The Stage is Yours

Meetings are the fastest way to build—or destroy—your internal brand. Never attend passively. You are there to drive action, provide updates, or absorb critical context. Treat company time like company money.

Phase 1: Prep & Strategy

Preparation prevents corporate waste. This phase focuses on Skill 1: No Agenda, No Attendance and Skill 2: Defining Your Role (RACI). Understanding the actual cost of a meeting is the first step to eliminating useless calendar bloat.

The "Meeting Cost" Reality Check

Time-wasting is a corporate sin. Look at the cumulative cost of a single, 1-hour weekly "status sync" with just 5 mid-level employees. A vague invite drains tens of thousands of dollars annually.

Skill 2: The RACI Framework

Before accepting an invite, define your role. If you are merely "Informed," negotiate for an email summary instead of wasting an hour of your day.

R Responsible Doing the work. Must attend.

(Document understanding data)
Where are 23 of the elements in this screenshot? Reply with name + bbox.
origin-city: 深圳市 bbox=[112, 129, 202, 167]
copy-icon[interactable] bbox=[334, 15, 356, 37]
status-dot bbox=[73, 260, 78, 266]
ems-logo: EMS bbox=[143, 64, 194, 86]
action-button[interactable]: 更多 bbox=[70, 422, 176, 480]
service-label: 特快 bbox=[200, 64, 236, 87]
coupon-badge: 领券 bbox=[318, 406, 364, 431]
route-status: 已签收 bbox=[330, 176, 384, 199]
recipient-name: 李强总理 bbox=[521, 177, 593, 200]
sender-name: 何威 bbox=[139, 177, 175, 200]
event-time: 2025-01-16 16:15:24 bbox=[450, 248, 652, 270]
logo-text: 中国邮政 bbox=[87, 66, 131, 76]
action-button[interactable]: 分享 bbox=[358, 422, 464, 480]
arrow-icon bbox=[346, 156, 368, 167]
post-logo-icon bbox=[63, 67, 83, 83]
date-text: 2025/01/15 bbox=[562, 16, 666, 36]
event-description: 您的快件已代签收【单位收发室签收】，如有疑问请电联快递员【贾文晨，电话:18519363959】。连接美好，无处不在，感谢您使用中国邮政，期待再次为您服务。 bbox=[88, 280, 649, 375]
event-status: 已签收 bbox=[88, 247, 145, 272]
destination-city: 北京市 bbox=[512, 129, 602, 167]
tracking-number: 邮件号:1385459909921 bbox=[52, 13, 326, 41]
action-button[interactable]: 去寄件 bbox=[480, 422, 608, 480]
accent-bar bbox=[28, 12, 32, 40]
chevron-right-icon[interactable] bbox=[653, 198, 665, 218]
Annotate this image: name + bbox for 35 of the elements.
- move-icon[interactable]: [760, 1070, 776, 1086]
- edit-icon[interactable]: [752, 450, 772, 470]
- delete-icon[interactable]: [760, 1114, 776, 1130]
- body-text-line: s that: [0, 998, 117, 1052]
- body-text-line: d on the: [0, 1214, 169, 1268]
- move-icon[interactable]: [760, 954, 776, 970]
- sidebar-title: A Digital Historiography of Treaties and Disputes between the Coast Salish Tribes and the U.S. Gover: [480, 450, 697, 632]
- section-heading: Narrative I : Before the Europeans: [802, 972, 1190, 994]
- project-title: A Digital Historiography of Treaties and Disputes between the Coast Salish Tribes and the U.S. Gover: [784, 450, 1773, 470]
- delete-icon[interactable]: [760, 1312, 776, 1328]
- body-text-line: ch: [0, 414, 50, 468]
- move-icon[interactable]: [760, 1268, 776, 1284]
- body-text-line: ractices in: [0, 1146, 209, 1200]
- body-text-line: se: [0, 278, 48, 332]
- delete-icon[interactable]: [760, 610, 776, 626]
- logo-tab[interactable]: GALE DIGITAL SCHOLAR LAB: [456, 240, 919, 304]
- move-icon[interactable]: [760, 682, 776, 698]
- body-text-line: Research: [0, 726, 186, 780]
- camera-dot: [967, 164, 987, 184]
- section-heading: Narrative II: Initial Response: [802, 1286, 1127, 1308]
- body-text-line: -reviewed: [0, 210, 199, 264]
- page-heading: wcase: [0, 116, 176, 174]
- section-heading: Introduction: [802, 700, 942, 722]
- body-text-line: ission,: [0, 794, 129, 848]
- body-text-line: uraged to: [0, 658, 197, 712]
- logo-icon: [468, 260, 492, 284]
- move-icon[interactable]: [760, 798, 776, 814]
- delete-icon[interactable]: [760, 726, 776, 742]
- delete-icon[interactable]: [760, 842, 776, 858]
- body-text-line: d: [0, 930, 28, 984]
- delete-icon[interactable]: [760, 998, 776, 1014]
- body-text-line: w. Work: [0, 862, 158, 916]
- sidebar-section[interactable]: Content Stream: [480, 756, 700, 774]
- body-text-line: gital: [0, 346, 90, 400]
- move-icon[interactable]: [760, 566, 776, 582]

ABOUT THIS EXERCISE
Output the part of the text on meetings from "Phase 1: Prep" up to and including "of dollars annually.", copied word for word. None of the lines are needed here.

WORKED SOLUTION
Phase 1: Prep & Strategy

Preparation prevents corporate waste. This phase focuses on Skill 1: No Agenda, No Attendance and Skill 2: Defining Your Role (RACI). Understanding the actual cost of a meeting is the first step to eliminating useless calendar bloat.

The "Meeting Cost" Reality Check

Time-wasting is a corporate sin. Look at the cumulative cost of a single, 1-hour weekly "status sync" with just 5 mid-level employees. A vague invite drains tens of thousands of dollars annually.